**Dataset content**.
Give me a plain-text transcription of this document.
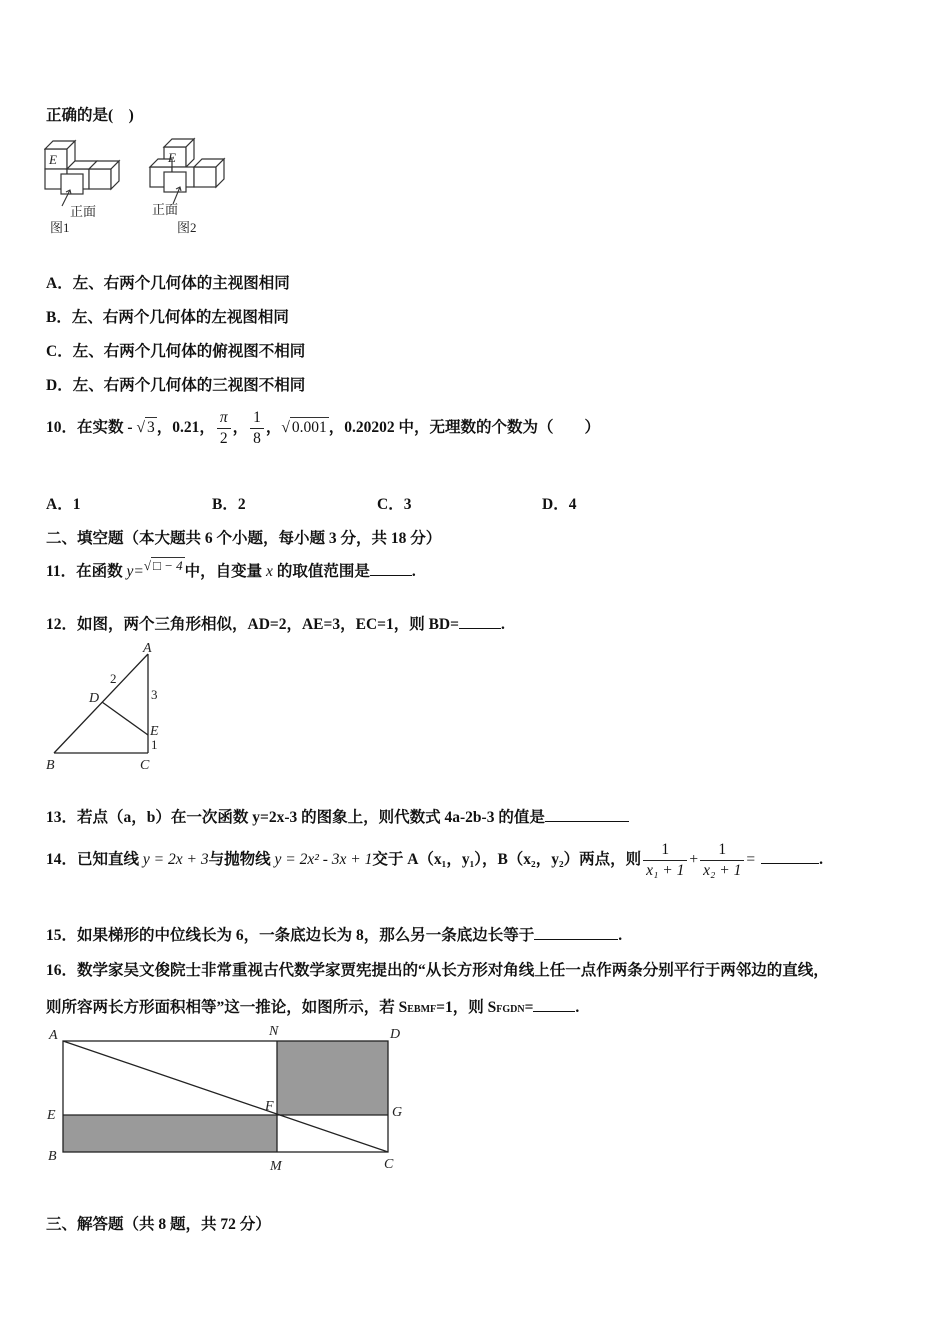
正确的是(　)
E	E
正面	正面
图1	图2
A．左、右两个几何体的主视图相同
B．左、右两个几何体的左视图相同
C．左、右两个几何体的俯视图不相同
D．左、右两个几何体的三视图不相同
10．在实数 - √ 3 ，0.21， $\frac{\pi}{2}$ ， $\frac{1}{8}$ ，√ 0.001 ，0.20202 中，无理数的个数为（　　）
A．1	B．2	C．3	D．4
二、填空题（本大题共 6 个小题，每小题 3 分，共 18 分）
11．在函数 y=√ □ − 4 中，自变量 x 的取值范围是	.
12．如图，两个三角形相似，AD=2，AE=3，EC=1，则 BD=	.
A
B	C
D
E
2
3
1
13．若点（a，b）在一次函数 y=2x-3 的图象上，则代数式 4a-2b-3 的值是
14．已知直线 y = 2x + 3与抛物线 y = 2x² - 3x + 1交于 A（x₁，y₁），B（x₂，y₂）两点，则 $\frac{1}{\text{x₁ + 1}} + \frac{1}{\text{x₂ + 1}}$ =	.
15．如果梯形的中位线长为 6，一条底边长为 8，那么另一条底边长等于	.
16．数学家吴文俊院士非常重视古代数学家贾宪提出的“从长方形对角线上任一点作两条分别平行于两邻边的直线，
则所容两长方形面积相等”这一推论，如图所示，若 SEBMF=1，则 SFGDN=	.
A	N	D
E
F	G
B
M	C
三、解答题（共 8 题，共 72 分）
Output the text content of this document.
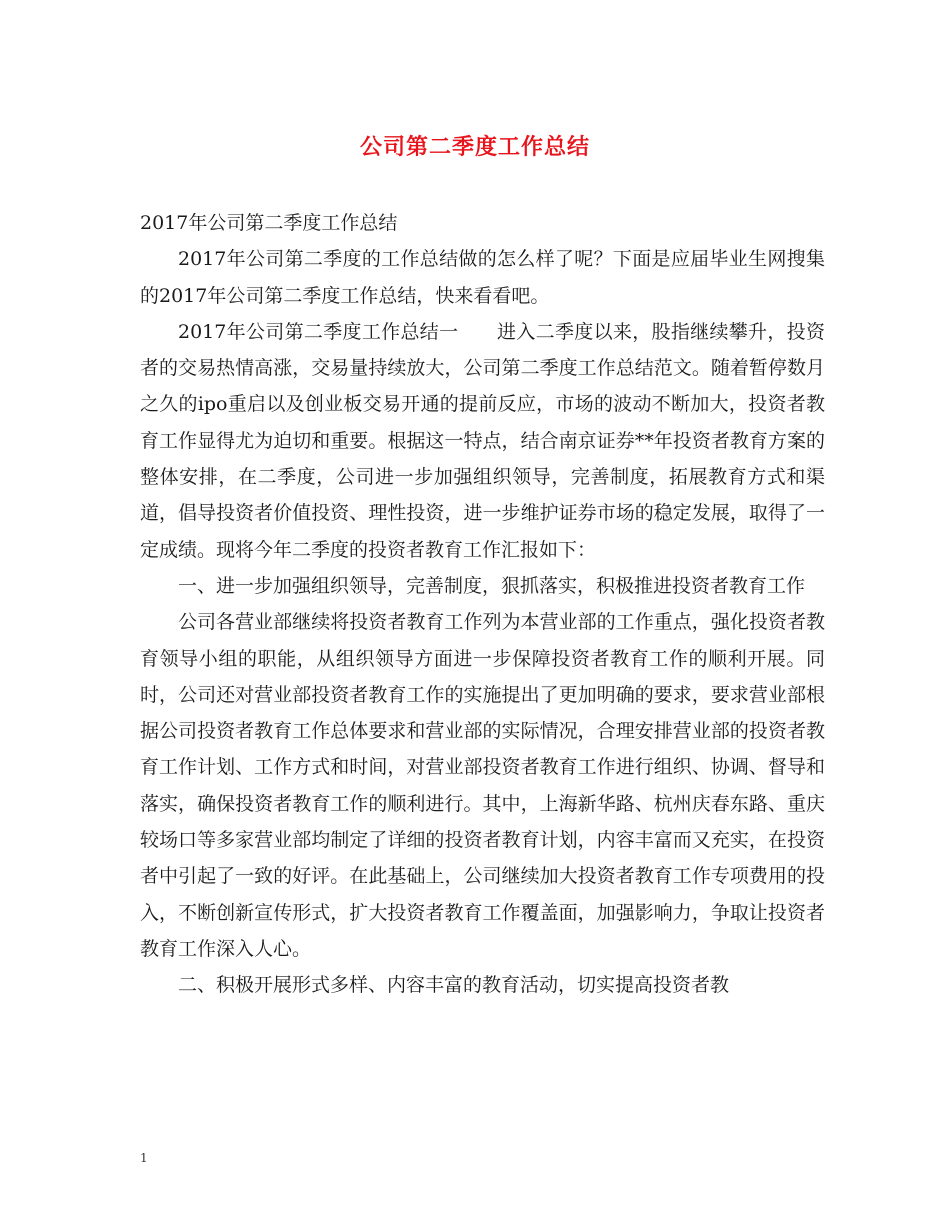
公司第二季度工作总结

2017年公司第二季度工作总结

2017年公司第二季度的工作总结做的怎么样了呢？下面是应届毕业生网搜集的2017年公司第二季度工作总结，快来看看吧。

2017年公司第二季度工作总结一　　进入二季度以来，股指继续攀升，投资者的交易热情高涨，交易量持续放大，公司第二季度工作总结范文。随着暂停数月之久的ipo重启以及创业板交易开通的提前反应，市场的波动不断加大，投资者教育工作显得尤为迫切和重要。根据这一特点，结合南京证券**年投资者教育方案的整体安排，在二季度，公司进一步加强组织领导，完善制度，拓展教育方式和渠道，倡导投资者价值投资、理性投资，进一步维护证券市场的稳定发展，取得了一定成绩。现将今年二季度的投资者教育工作汇报如下：

一、进一步加强组织领导，完善制度，狠抓落实，积极推进投资者教育工作

公司各营业部继续将投资者教育工作列为本营业部的工作重点，强化投资者教育领导小组的职能，从组织领导方面进一步保障投资者教育工作的顺利开展。同时，公司还对营业部投资者教育工作的实施提出了更加明确的要求，要求营业部根据公司投资者教育工作总体要求和营业部的实际情况，合理安排营业部的投资者教育工作计划、工作方式和时间，对营业部投资者教育工作进行组织、协调、督导和落实，确保投资者教育工作的顺利进行。其中，上海新华路、杭州庆春东路、重庆较场口等多家营业部均制定了详细的投资者教育计划，内容丰富而又充实，在投资者中引起了一致的好评。在此基础上，公司继续加大投资者教育工作专项费用的投入，不断创新宣传形式，扩大投资者教育工作覆盖面，加强影响力，争取让投资者教育工作深入人心。

二、积极开展形式多样、内容丰富的教育活动，切实提高投资者教

1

**Your objective**.
Reproduce every entry word for word, but skip any pictures.

**Result for this task**.
Give me a plain-text transcription of this document.
正确的是(　)
E	E
正面	正面
图1	图2
A．左、右两个几何体的主视图相同
B．左、右两个几何体的左视图相同
C．左、右两个几何体的俯视图不相同
D．左、右两个几何体的三视图不相同
10．在实数 - √ 3 ，0.21， $\frac{\pi}{2}$ ， $\frac{1}{8}$ ，√ 0.001 ，0.20202 中，无理数的个数为（　　）
A．1	B．2	C．3	D．4
二、填空题（本大题共 6 个小题，每小题 3 分，共 18 分）
11．在函数 y=√ □ − 4 中，自变量 x 的取值范围是	.
12．如图，两个三角形相似，AD=2，AE=3，EC=1，则 BD=	.
A
B	C
D
E
2
3
1
13．若点（a，b）在一次函数 y=2x-3 的图象上，则代数式 4a-2b-3 的值是
14．已知直线 y = 2x + 3与抛物线 y = 2x² - 3x + 1交于 A（x₁，y₁），B（x₂，y₂）两点，则 $\frac{1}{\text{x₁ + 1}} + \frac{1}{\text{x₂ + 1}}$ =	.
15．如果梯形的中位线长为 6，一条底边长为 8，那么另一条底边长等于	.
16．数学家吴文俊院士非常重视古代数学家贾宪提出的“从长方形对角线上任一点作两条分别平行于两邻边的直线，
则所容两长方形面积相等”这一推论，如图所示，若 SEBMF=1，则 SFGDN=	.
A	N	D
E
F	G
B
M	C
三、解答题（共 8 题，共 72 分）
Output the text content of this document.
公司第二季度工作总结

2017年公司第二季度工作总结

2017年公司第二季度的工作总结做的怎么样了呢？下面是应届毕业生网搜集的2017年公司第二季度工作总结，快来看看吧。

2017年公司第二季度工作总结一　　进入二季度以来，股指继续攀升，投资者的交易热情高涨，交易量持续放大，公司第二季度工作总结范文。随着暂停数月之久的ipo重启以及创业板交易开通的提前反应，市场的波动不断加大，投资者教育工作显得尤为迫切和重要。根据这一特点，结合南京证券**年投资者教育方案的整体安排，在二季度，公司进一步加强组织领导，完善制度，拓展教育方式和渠道，倡导投资者价值投资、理性投资，进一步维护证券市场的稳定发展，取得了一定成绩。现将今年二季度的投资者教育工作汇报如下：

一、进一步加强组织领导，完善制度，狠抓落实，积极推进投资者教育工作

公司各营业部继续将投资者教育工作列为本营业部的工作重点，强化投资者教育领导小组的职能，从组织领导方面进一步保障投资者教育工作的顺利开展。同时，公司还对营业部投资者教育工作的实施提出了更加明确的要求，要求营业部根据公司投资者教育工作总体要求和营业部的实际情况，合理安排营业部的投资者教育工作计划、工作方式和时间，对营业部投资者教育工作进行组织、协调、督导和落实，确保投资者教育工作的顺利进行。其中，上海新华路、杭州庆春东路、重庆较场口等多家营业部均制定了详细的投资者教育计划，内容丰富而又充实，在投资者中引起了一致的好评。在此基础上，公司继续加大投资者教育工作专项费用的投入，不断创新宣传形式，扩大投资者教育工作覆盖面，加强影响力，争取让投资者教育工作深入人心。

二、积极开展形式多样、内容丰富的教育活动，切实提高投资者教

1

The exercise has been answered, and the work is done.